** BEGIN RECORDS **
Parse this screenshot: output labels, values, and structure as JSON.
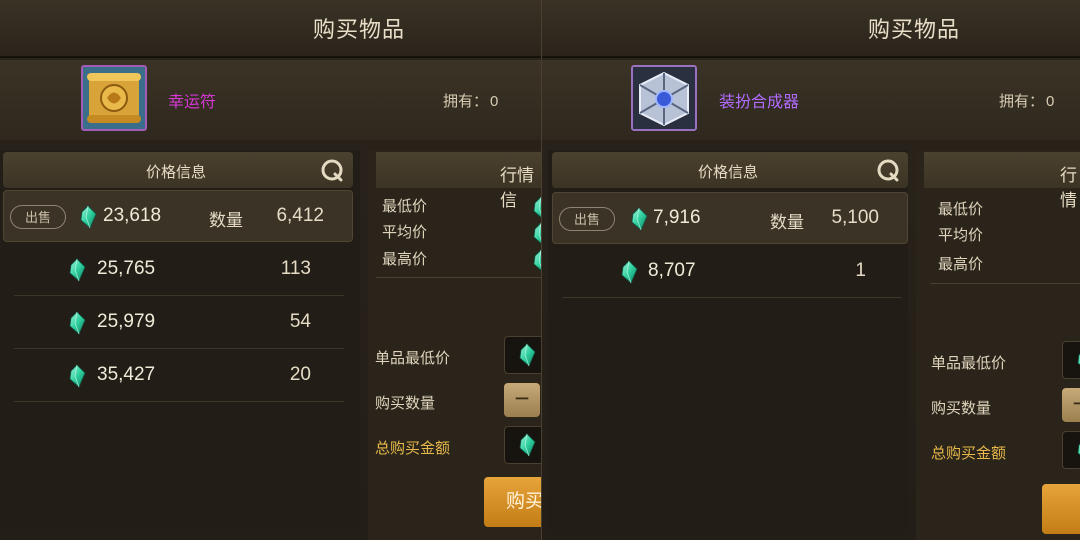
{
  "colors": {
    "item_name_left": "#d338d3",
    "item_name_right": "#b16bff",
    "gold_label": "#e8b94a",
    "buy_button": "#d89028",
    "gem": "#3fd0a6"
  },
  "left": {
    "title": "购买物品",
    "item_name": "幸运符",
    "owned_label": "拥有：",
    "owned_value": "0",
    "price_header": "价格信息",
    "market_header": "行情信",
    "market_rows": [
      "最低价",
      "平均价",
      "最高价"
    ],
    "listings": [
      {
        "tag": "出售",
        "price": "23,618",
        "qty_label": "数量",
        "qty": "6,412"
      },
      {
        "price": "25,765",
        "qty": "113"
      },
      {
        "price": "25,979",
        "qty": "54"
      },
      {
        "price": "35,427",
        "qty": "20"
      }
    ],
    "form": {
      "unit_min": "单品最低价",
      "buy_qty": "购买数量",
      "total": "总购买金额",
      "minus": "−",
      "buy": "购买"
    }
  },
  "right": {
    "title": "购买物品",
    "item_name": "装扮合成器",
    "owned_label": "拥有：",
    "owned_value": "0",
    "price_header": "价格信息",
    "market_header": "行情",
    "market_rows": [
      "最低价",
      "平均价",
      "最高价"
    ],
    "listings": [
      {
        "tag": "出售",
        "price": "7,916",
        "qty_label": "数量",
        "qty": "5,100"
      },
      {
        "price": "8,707",
        "qty": "1"
      }
    ],
    "form": {
      "unit_min": "单品最低价",
      "buy_qty": "购买数量",
      "total": "总购买金额",
      "minus": "−",
      "buy": ""
    }
  },
  "icons": {
    "gem": "gem-currency-icon",
    "refresh": "refresh-icon",
    "scroll": "lucky-charm-scroll-icon",
    "cube": "outfit-synthesizer-cube-icon"
  }
}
** END RECORDS **
**WHAT TO DO**
Leave out the pictures and output every record above precisely as given.

**PROBLEM SOLUTION**
Parse this screenshot: output labels, values, and structure as JSON.
{
  "colors": {
    "item_name_left": "#d338d3",
    "item_name_right": "#b16bff",
    "gold_label": "#e8b94a",
    "buy_button": "#d89028",
    "gem": "#3fd0a6"
  },
  "left": {
    "title": "购买物品",
    "item_name": "幸运符",
    "owned_label": "拥有：",
    "owned_value": "0",
    "price_header": "价格信息",
    "market_header": "行情信",
    "market_rows": [
      "最低价",
      "平均价",
      "最高价"
    ],
    "listings": [
      {
        "tag": "出售",
        "price": "23,618",
        "qty_label": "数量",
        "qty": "6,412"
      },
      {
        "price": "25,765",
        "qty": "113"
      },
      {
        "price": "25,979",
        "qty": "54"
      },
      {
        "price": "35,427",
        "qty": "20"
      }
    ],
    "form": {
      "unit_min": "单品最低价",
      "buy_qty": "购买数量",
      "total": "总购买金额",
      "minus": "−",
      "buy": "购买"
    }
  },
  "right": {
    "title": "购买物品",
    "item_name": "装扮合成器",
    "owned_label": "拥有：",
    "owned_value": "0",
    "price_header": "价格信息",
    "market_header": "行情",
    "market_rows": [
      "最低价",
      "平均价",
      "最高价"
    ],
    "listings": [
      {
        "tag": "出售",
        "price": "7,916",
        "qty_label": "数量",
        "qty": "5,100"
      },
      {
        "price": "8,707",
        "qty": "1"
      }
    ],
    "form": {
      "unit_min": "单品最低价",
      "buy_qty": "购买数量",
      "total": "总购买金额",
      "minus": "−",
      "buy": ""
    }
  },
  "icons": {
    "gem": "gem-currency-icon",
    "refresh": "refresh-icon",
    "scroll": "lucky-charm-scroll-icon",
    "cube": "outfit-synthesizer-cube-icon"
  }
}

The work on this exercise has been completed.